**Requirement**
Each line that follows is to be retyped exactly.

Entries taken from a collection
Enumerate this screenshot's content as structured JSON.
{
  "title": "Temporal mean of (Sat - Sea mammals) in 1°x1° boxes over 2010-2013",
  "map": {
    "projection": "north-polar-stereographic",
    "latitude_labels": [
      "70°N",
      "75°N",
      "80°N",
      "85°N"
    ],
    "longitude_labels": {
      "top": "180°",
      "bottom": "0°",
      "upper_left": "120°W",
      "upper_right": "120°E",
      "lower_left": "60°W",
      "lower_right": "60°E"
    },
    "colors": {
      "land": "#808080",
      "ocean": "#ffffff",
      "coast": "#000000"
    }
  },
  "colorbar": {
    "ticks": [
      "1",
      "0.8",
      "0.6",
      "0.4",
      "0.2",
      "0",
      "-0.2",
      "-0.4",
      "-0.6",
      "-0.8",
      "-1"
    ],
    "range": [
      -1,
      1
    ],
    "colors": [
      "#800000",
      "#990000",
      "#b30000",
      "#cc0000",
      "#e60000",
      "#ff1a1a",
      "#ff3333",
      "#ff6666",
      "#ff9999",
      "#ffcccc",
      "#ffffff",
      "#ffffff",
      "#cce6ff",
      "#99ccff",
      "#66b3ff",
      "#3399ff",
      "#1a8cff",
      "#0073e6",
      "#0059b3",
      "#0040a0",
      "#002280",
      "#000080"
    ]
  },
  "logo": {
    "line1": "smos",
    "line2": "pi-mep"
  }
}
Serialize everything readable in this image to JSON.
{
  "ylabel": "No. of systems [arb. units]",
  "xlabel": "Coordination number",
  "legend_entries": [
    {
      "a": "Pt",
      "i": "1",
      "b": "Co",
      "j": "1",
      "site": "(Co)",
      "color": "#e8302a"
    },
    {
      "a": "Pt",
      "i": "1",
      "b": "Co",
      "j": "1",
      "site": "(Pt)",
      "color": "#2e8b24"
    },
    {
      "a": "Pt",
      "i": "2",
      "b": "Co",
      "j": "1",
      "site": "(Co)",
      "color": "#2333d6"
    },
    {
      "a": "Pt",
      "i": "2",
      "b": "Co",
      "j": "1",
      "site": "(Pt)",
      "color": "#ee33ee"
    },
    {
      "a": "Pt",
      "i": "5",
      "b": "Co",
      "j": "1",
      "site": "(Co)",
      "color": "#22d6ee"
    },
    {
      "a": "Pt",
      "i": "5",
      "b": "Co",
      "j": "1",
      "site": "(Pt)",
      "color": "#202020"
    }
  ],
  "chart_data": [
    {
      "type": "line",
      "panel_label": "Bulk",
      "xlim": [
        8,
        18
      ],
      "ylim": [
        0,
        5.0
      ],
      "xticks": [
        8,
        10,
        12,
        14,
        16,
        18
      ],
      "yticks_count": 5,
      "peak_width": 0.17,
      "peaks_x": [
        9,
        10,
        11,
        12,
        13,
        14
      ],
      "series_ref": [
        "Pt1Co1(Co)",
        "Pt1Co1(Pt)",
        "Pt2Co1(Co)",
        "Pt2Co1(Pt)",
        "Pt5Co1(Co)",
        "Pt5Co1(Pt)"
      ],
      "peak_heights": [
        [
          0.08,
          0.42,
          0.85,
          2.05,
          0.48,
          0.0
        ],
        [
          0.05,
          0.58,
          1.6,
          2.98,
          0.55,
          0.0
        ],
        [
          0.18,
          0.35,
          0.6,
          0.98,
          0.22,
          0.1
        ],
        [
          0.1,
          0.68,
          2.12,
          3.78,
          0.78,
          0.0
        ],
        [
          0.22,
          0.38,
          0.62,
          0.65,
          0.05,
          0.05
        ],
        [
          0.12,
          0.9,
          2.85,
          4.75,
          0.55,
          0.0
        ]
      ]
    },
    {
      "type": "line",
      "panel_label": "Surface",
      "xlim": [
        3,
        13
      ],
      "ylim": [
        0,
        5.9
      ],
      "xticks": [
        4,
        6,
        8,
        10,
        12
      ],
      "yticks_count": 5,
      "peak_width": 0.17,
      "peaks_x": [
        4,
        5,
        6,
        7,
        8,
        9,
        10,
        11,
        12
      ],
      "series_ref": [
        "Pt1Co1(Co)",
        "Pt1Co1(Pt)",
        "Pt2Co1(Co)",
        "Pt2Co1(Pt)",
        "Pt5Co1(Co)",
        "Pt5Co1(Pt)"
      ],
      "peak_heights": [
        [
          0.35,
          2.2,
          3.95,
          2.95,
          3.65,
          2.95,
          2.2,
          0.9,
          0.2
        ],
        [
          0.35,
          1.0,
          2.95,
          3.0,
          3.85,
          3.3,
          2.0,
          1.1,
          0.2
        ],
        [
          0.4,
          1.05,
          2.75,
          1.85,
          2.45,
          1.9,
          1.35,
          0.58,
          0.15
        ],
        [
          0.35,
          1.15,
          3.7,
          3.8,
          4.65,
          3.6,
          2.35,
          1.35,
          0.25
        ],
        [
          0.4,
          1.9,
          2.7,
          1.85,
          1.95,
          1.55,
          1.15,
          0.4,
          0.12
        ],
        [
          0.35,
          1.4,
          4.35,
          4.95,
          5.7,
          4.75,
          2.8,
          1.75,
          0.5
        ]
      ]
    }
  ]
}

**Task response**
Enumerate this screenshot's content as structured JSON.
{
  "title": "Temporal mean of (Sat - Sea mammals) in 1°x1° boxes over 2010-2013",
  "map": {
    "projection": "north-polar-stereographic",
    "latitude_labels": [
      "70°N",
      "75°N",
      "80°N",
      "85°N"
    ],
    "longitude_labels": {
      "top": "180°",
      "bottom": "0°",
      "upper_left": "120°W",
      "upper_right": "120°E",
      "lower_left": "60°W",
      "lower_right": "60°E"
    },
    "colors": {
      "land": "#808080",
      "ocean": "#ffffff",
      "coast": "#000000"
    }
  },
  "colorbar": {
    "ticks": [
      "1",
      "0.8",
      "0.6",
      "0.4",
      "0.2",
      "0",
      "-0.2",
      "-0.4",
      "-0.6",
      "-0.8",
      "-1"
    ],
    "range": [
      -1,
      1
    ],
    "colors": [
      "#800000",
      "#990000",
      "#b30000",
      "#cc0000",
      "#e60000",
      "#ff1a1a",
      "#ff3333",
      "#ff6666",
      "#ff9999",
      "#ffcccc",
      "#ffffff",
      "#ffffff",
      "#cce6ff",
      "#99ccff",
      "#66b3ff",
      "#3399ff",
      "#1a8cff",
      "#0073e6",
      "#0059b3",
      "#0040a0",
      "#002280",
      "#000080"
    ]
  },
  "logo": {
    "line1": "smos",
    "line2": "pi-mep"
  }
}
Serialize everything readable in this image to JSON.
{
  "ylabel": "No. of systems [arb. units]",
  "xlabel": "Coordination number",
  "legend_entries": [
    {
      "a": "Pt",
      "i": "1",
      "b": "Co",
      "j": "1",
      "site": "(Co)",
      "color": "#e8302a"
    },
    {
      "a": "Pt",
      "i": "1",
      "b": "Co",
      "j": "1",
      "site": "(Pt)",
      "color": "#2e8b24"
    },
    {
      "a": "Pt",
      "i": "2",
      "b": "Co",
      "j": "1",
      "site": "(Co)",
      "color": "#2333d6"
    },
    {
      "a": "Pt",
      "i": "2",
      "b": "Co",
      "j": "1",
      "site": "(Pt)",
      "color": "#ee33ee"
    },
    {
      "a": "Pt",
      "i": "5",
      "b": "Co",
      "j": "1",
      "site": "(Co)",
      "color": "#22d6ee"
    },
    {
      "a": "Pt",
      "i": "5",
      "b": "Co",
      "j": "1",
      "site": "(Pt)",
      "color": "#202020"
    }
  ],
  "chart_data": [
    {
      "type": "line",
      "panel_label": "Bulk",
      "xlim": [
        8,
        18
      ],
      "ylim": [
        0,
        5.0
      ],
      "xticks": [
        8,
        10,
        12,
        14,
        16,
        18
      ],
      "yticks_count": 5,
      "peak_width": 0.17,
      "peaks_x": [
        9,
        10,
        11,
        12,
        13,
        14
      ],
      "series_ref": [
        "Pt1Co1(Co)",
        "Pt1Co1(Pt)",
        "Pt2Co1(Co)",
        "Pt2Co1(Pt)",
        "Pt5Co1(Co)",
        "Pt5Co1(Pt)"
      ],
      "peak_heights": [
        [
          0.08,
          0.42,
          0.85,
          2.05,
          0.48,
          0.0
        ],
        [
          0.05,
          0.58,
          1.6,
          2.98,
          0.55,
          0.0
        ],
        [
          0.18,
          0.35,
          0.6,
          0.98,
          0.22,
          0.1
        ],
        [
          0.1,
          0.68,
          2.12,
          3.78,
          0.78,
          0.0
        ],
        [
          0.22,
          0.38,
          0.62,
          0.65,
          0.05,
          0.05
        ],
        [
          0.12,
          0.9,
          2.85,
          4.75,
          0.55,
          0.0
        ]
      ]
    },
    {
      "type": "line",
      "panel_label": "Surface",
      "xlim": [
        3,
        13
      ],
      "ylim": [
        0,
        5.9
      ],
      "xticks": [
        4,
        6,
        8,
        10,
        12
      ],
      "yticks_count": 5,
      "peak_width": 0.17,
      "peaks_x": [
        4,
        5,
        6,
        7,
        8,
        9,
        10,
        11,
        12
      ],
      "series_ref": [
        "Pt1Co1(Co)",
        "Pt1Co1(Pt)",
        "Pt2Co1(Co)",
        "Pt2Co1(Pt)",
        "Pt5Co1(Co)",
        "Pt5Co1(Pt)"
      ],
      "peak_heights": [
        [
          0.35,
          2.2,
          3.95,
          2.95,
          3.65,
          2.95,
          2.2,
          0.9,
          0.2
        ],
        [
          0.35,
          1.0,
          2.95,
          3.0,
          3.85,
          3.3,
          2.0,
          1.1,
          0.2
        ],
        [
          0.4,
          1.05,
          2.75,
          1.85,
          2.45,
          1.9,
          1.35,
          0.58,
          0.15
        ],
        [
          0.35,
          1.15,
          3.7,
          3.8,
          4.65,
          3.6,
          2.35,
          1.35,
          0.25
        ],
        [
          0.4,
          1.9,
          2.7,
          1.85,
          1.95,
          1.55,
          1.15,
          0.4,
          0.12
        ],
        [
          0.35,
          1.4,
          4.35,
          4.95,
          5.7,
          4.75,
          2.8,
          1.75,
          0.5
        ]
      ]
    }
  ]
}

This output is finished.